§ Description of the task:
Copy the data below word for word, keeping every line as it appears.

§ Data:

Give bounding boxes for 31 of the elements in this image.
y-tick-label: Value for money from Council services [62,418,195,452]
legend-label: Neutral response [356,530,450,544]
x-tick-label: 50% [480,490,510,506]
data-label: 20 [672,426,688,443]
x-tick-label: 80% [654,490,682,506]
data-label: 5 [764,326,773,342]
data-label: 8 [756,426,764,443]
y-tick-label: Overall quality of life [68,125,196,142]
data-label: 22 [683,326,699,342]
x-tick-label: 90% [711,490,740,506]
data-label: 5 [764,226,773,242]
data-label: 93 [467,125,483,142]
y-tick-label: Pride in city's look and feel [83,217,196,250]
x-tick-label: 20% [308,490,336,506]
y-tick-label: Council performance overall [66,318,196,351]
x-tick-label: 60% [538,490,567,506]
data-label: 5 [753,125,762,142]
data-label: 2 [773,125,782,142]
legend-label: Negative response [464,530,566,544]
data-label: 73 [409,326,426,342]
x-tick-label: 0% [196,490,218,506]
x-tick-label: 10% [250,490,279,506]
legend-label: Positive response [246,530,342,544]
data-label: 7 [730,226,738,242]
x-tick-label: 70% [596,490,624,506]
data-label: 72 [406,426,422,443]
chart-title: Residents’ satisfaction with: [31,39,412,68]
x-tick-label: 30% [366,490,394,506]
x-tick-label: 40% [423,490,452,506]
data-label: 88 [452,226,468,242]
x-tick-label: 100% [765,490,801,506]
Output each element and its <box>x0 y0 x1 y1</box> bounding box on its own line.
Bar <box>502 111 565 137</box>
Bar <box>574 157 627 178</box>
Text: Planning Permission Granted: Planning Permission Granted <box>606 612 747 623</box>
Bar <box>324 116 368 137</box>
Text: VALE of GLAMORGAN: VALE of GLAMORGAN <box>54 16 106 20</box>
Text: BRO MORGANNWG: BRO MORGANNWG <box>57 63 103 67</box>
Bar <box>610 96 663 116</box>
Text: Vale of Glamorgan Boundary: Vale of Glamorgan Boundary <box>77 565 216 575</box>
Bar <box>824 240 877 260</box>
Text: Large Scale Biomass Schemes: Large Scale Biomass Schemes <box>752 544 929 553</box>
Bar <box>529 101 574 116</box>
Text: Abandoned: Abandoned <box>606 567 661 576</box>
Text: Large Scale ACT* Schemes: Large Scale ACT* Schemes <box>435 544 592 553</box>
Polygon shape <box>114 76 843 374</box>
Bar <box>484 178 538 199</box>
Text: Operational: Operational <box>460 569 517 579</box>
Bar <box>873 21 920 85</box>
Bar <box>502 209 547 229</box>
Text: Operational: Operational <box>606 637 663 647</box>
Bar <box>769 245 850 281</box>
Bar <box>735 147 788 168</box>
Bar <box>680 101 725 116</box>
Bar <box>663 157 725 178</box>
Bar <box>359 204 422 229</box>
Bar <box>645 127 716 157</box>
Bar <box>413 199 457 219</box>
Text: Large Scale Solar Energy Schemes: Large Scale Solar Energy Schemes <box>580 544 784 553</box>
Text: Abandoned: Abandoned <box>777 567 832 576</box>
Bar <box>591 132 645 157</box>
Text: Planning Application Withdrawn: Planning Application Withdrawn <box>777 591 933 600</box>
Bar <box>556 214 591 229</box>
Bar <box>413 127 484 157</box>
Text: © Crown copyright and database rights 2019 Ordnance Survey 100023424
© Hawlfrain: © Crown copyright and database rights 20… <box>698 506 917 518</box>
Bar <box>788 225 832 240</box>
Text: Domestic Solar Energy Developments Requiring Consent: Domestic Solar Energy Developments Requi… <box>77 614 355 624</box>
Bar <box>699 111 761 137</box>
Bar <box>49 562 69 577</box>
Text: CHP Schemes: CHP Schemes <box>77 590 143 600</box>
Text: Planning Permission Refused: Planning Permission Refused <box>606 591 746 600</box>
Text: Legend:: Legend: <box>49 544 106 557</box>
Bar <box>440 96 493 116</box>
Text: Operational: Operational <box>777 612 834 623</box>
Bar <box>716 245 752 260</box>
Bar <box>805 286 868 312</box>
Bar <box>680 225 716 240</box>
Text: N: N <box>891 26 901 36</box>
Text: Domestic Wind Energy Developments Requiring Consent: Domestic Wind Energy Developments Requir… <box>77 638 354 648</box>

§ Response to the exercise:
Give bounding boxes for 31 of the elements in this image.
y-tick-label: Value for money from Council services [62,418,195,452]
legend-label: Neutral response [356,530,450,544]
x-tick-label: 50% [480,490,510,506]
data-label: 20 [672,426,688,443]
x-tick-label: 80% [654,490,682,506]
data-label: 5 [764,326,773,342]
data-label: 8 [756,426,764,443]
y-tick-label: Overall quality of life [68,125,196,142]
data-label: 22 [683,326,699,342]
x-tick-label: 90% [711,490,740,506]
data-label: 5 [764,226,773,242]
data-label: 93 [467,125,483,142]
y-tick-label: Pride in city's look and feel [83,217,196,250]
x-tick-label: 20% [308,490,336,506]
y-tick-label: Council performance overall [66,318,196,351]
x-tick-label: 60% [538,490,567,506]
data-label: 5 [753,125,762,142]
data-label: 2 [773,125,782,142]
legend-label: Negative response [464,530,566,544]
data-label: 73 [409,326,426,342]
x-tick-label: 0% [196,490,218,506]
x-tick-label: 10% [250,490,279,506]
legend-label: Positive response [246,530,342,544]
data-label: 7 [730,226,738,242]
x-tick-label: 70% [596,490,624,506]
data-label: 72 [406,426,422,443]
chart-title: Residents’ satisfaction with: [31,39,412,68]
x-tick-label: 30% [366,490,394,506]
x-tick-label: 40% [423,490,452,506]
data-label: 88 [452,226,468,242]
x-tick-label: 100% [765,490,801,506]
Output each element and its <box>x0 y0 x1 y1</box> bounding box on its own line.
Bar <box>502 111 565 137</box>
Bar <box>574 157 627 178</box>
Text: Planning Permission Granted: Planning Permission Granted <box>606 612 747 623</box>
Bar <box>324 116 368 137</box>
Text: VALE of GLAMORGAN: VALE of GLAMORGAN <box>54 16 106 20</box>
Text: BRO MORGANNWG: BRO MORGANNWG <box>57 63 103 67</box>
Bar <box>610 96 663 116</box>
Text: Vale of Glamorgan Boundary: Vale of Glamorgan Boundary <box>77 565 216 575</box>
Bar <box>824 240 877 260</box>
Text: Large Scale Biomass Schemes: Large Scale Biomass Schemes <box>752 544 929 553</box>
Bar <box>529 101 574 116</box>
Text: Abandoned: Abandoned <box>606 567 661 576</box>
Text: Large Scale ACT* Schemes: Large Scale ACT* Schemes <box>435 544 592 553</box>
Polygon shape <box>114 76 843 374</box>
Bar <box>484 178 538 199</box>
Text: Operational: Operational <box>460 569 517 579</box>
Bar <box>873 21 920 85</box>
Bar <box>502 209 547 229</box>
Text: Operational: Operational <box>606 637 663 647</box>
Bar <box>769 245 850 281</box>
Bar <box>735 147 788 168</box>
Bar <box>680 101 725 116</box>
Bar <box>663 157 725 178</box>
Bar <box>359 204 422 229</box>
Bar <box>645 127 716 157</box>
Bar <box>413 199 457 219</box>
Text: Large Scale Solar Energy Schemes: Large Scale Solar Energy Schemes <box>580 544 784 553</box>
Text: Abandoned: Abandoned <box>777 567 832 576</box>
Bar <box>591 132 645 157</box>
Text: Planning Application Withdrawn: Planning Application Withdrawn <box>777 591 933 600</box>
Bar <box>556 214 591 229</box>
Bar <box>413 127 484 157</box>
Text: © Crown copyright and database rights 2019 Ordnance Survey 100023424
© Hawlfrain: © Crown copyright and database rights 20… <box>698 506 917 518</box>
Bar <box>788 225 832 240</box>
Text: Domestic Solar Energy Developments Requiring Consent: Domestic Solar Energy Developments Requi… <box>77 614 355 624</box>
Bar <box>699 111 761 137</box>
Bar <box>49 562 69 577</box>
Text: CHP Schemes: CHP Schemes <box>77 590 143 600</box>
Text: Planning Permission Refused: Planning Permission Refused <box>606 591 746 600</box>
Text: Legend:: Legend: <box>49 544 106 557</box>
Bar <box>440 96 493 116</box>
Text: Operational: Operational <box>777 612 834 623</box>
Bar <box>716 245 752 260</box>
Bar <box>805 286 868 312</box>
Bar <box>680 225 716 240</box>
Text: N: N <box>891 26 901 36</box>
Text: Domestic Wind Energy Developments Requiring Consent: Domestic Wind Energy Developments Requir… <box>77 638 354 648</box>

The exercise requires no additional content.